The records should be written out in full, with nothing altered.

═══ Raw data

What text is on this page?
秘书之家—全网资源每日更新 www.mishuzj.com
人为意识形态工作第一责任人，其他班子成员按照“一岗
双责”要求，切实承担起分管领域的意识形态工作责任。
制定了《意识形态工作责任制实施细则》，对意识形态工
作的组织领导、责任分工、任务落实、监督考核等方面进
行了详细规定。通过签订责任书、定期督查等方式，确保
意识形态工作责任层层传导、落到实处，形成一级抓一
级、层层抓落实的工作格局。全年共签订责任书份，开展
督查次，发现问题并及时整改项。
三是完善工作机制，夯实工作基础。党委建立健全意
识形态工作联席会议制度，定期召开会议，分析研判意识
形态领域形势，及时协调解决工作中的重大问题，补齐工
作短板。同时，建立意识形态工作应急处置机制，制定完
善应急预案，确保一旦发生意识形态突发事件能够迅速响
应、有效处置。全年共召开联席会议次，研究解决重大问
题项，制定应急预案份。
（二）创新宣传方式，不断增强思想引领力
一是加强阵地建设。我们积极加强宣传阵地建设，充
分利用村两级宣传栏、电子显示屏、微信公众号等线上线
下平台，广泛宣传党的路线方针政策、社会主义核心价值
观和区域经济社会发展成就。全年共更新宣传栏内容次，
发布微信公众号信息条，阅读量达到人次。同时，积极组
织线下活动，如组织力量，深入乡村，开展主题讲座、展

══════

Reply:
What text is on this page?
秘书之家—全网资源每日更新 www.mishuzj.com
人为意识形态工作第一责任人，其他班子成员按照“一岗
双责”要求，切实承担起分管领域的意识形态工作责任。
制定了《意识形态工作责任制实施细则》，对意识形态工
作的组织领导、责任分工、任务落实、监督考核等方面进
行了详细规定。通过签订责任书、定期督查等方式，确保
意识形态工作责任层层传导、落到实处，形成一级抓一
级、层层抓落实的工作格局。全年共签订责任书份，开展
督查次，发现问题并及时整改项。
三是完善工作机制，夯实工作基础。党委建立健全意
识形态工作联席会议制度，定期召开会议，分析研判意识
形态领域形势，及时协调解决工作中的重大问题，补齐工
作短板。同时，建立意识形态工作应急处置机制，制定完
善应急预案，确保一旦发生意识形态突发事件能够迅速响
应、有效处置。全年共召开联席会议次，研究解决重大问
题项，制定应急预案份。
（二）创新宣传方式，不断增强思想引领力
一是加强阵地建设。我们积极加强宣传阵地建设，充
分利用村两级宣传栏、电子显示屏、微信公众号等线上线
下平台，广泛宣传党的路线方针政策、社会主义核心价值
观和区域经济社会发展成就。全年共更新宣传栏内容次，
发布微信公众号信息条，阅读量达到人次。同时，积极组
织线下活动，如组织力量，深入乡村，开展主题讲座、展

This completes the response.